Stored records
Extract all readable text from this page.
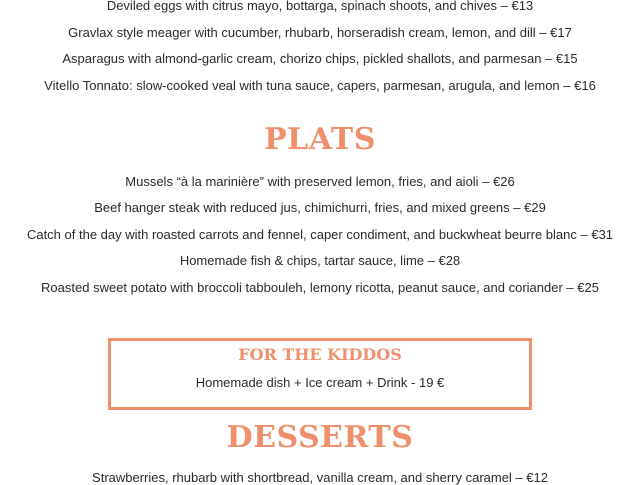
Deviled eggs with citrus mayo, bottarga, spinach shoots, and chives – €13
Gravlax style meager with cucumber, rhubarb, horseradish cream, lemon, and dill – €17
Asparagus with almond-garlic cream, chorizo chips, pickled shallots, and parmesan – €15
Vitello Tonnato: slow-cooked veal with tuna sauce, capers, parmesan, arugula, and lemon – €16
PLATS
Mussels “à la marinière” with preserved lemon, fries, and aioli – €26
Beef hanger steak with reduced jus, chimichurri, fries, and mixed greens – €29
Catch of the day with roasted carrots and fennel, caper condiment, and buckwheat beurre blanc – €31
Homemade fish & chips, tartar sauce, lime – €28
Roasted sweet potato with broccoli tabbouleh, lemony ricotta, peanut sauce, and coriander – €25
FOR THE KIDDOS
Homemade dish + Ice cream + Drink - 19 €
DESSERTS
Strawberries, rhubarb with shortbread, vanilla cream, and sherry caramel – €12
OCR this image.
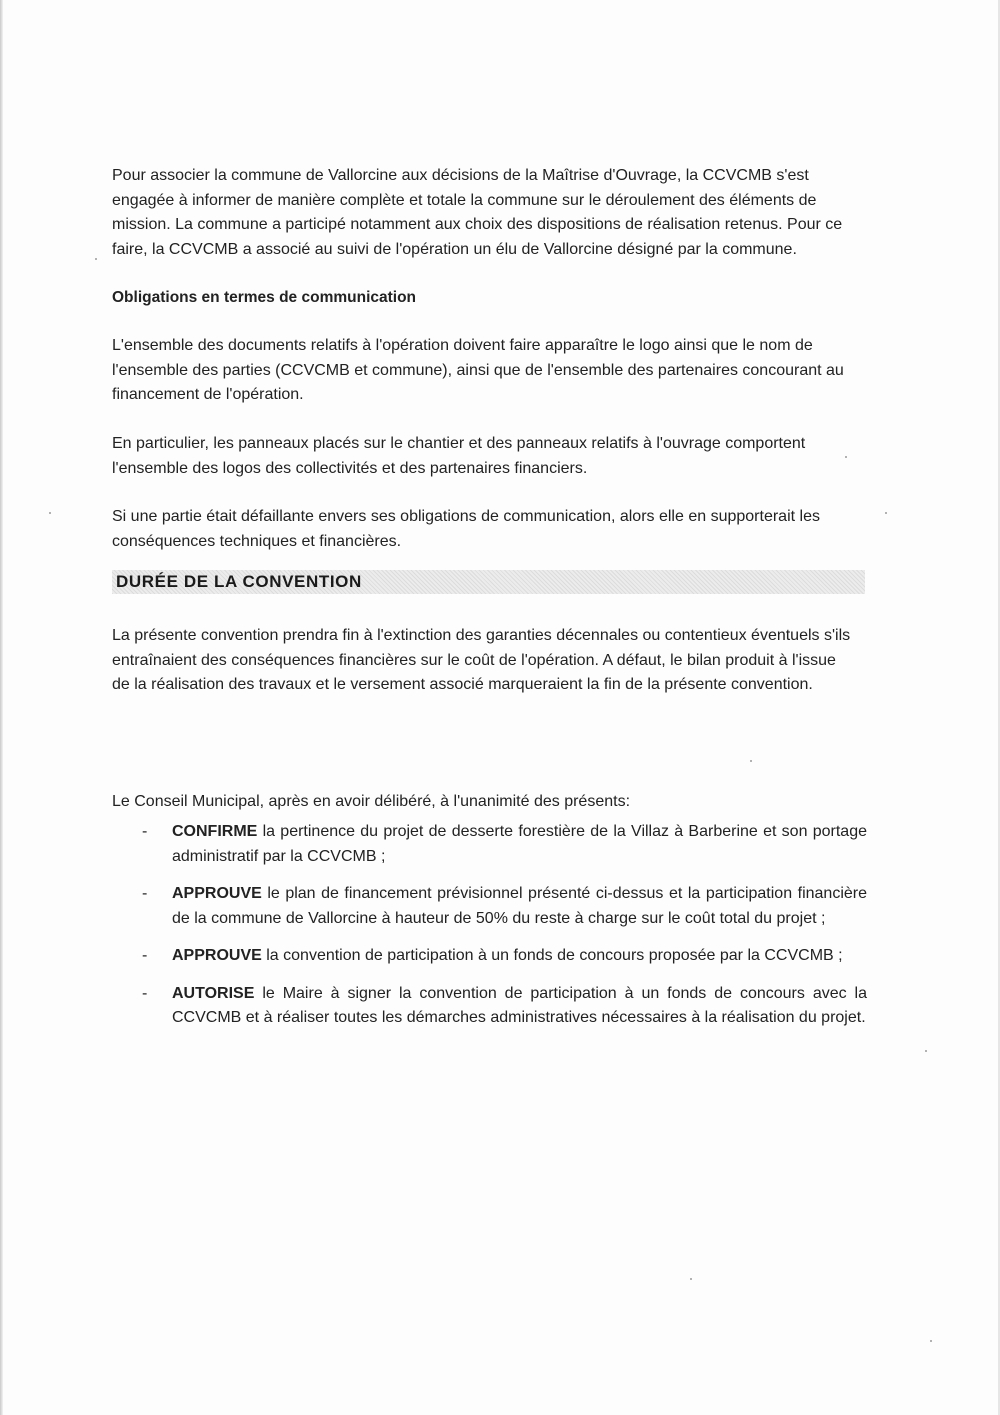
Pour associer la commune de Vallorcine aux décisions de la Maîtrise d'Ouvrage, la CCVCMB s'est engagée à informer de manière complète et totale la commune sur le déroulement des éléments de mission. La commune a participé notamment aux choix des dispositions de réalisation retenus. Pour ce faire, la CCVCMB a associé au suivi de l'opération un élu de Vallorcine désigné par la commune.

Obligations en termes de communication

L'ensemble des documents relatifs à l'opération doivent faire apparaître le logo ainsi que le nom de l'ensemble des parties (CCVCMB et commune), ainsi que de l'ensemble des partenaires concourant au financement de l'opération.

En particulier, les panneaux placés sur le chantier et des panneaux relatifs à l'ouvrage comportent l'ensemble des logos des collectivités et des partenaires financiers.

Si une partie était défaillante envers ses obligations de communication, alors elle en supporterait les conséquences techniques et financières.

DURÉE DE LA CONVENTION

La présente convention prendra fin à l'extinction des garanties décennales ou contentieux éventuels s'ils entraînaient des conséquences financières sur le coût de l'opération. A défaut, le bilan produit à l'issue de la réalisation des travaux et le versement associé marqueraient la fin de la présente convention.

Le Conseil Municipal, après en avoir délibéré, à l'unanimité des présents:

- CONFIRME la pertinence du projet de desserte forestière de la Villaz à Barberine et son portage administratif par la CCVCMB ;
- APPROUVE le plan de financement prévisionnel présenté ci-dessus et la participation financière de la commune de Vallorcine à hauteur de 50% du reste à charge sur le coût total du projet ;
- APPROUVE la convention de participation à un fonds de concours proposée par la CCVCMB ;
- AUTORISE le Maire à signer la convention de participation à un fonds de concours avec la CCVCMB et à réaliser toutes les démarches administratives nécessaires à la réalisation du projet.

**What to do**. Copy each line of the data above that holds "ensemble".

**Full answer**.
L'ensemble des documents relatifs à l'opération doivent faire apparaître le logo ainsi que le nom de l'ensemble des parties (CCVCMB et commune), ainsi que de l'ensemble des partenaires concourant au financement de l'opération.
En particulier, les panneaux placés sur le chantier et des panneaux relatifs à l'ouvrage comportent l'ensemble des logos des collectivités et des partenaires financiers.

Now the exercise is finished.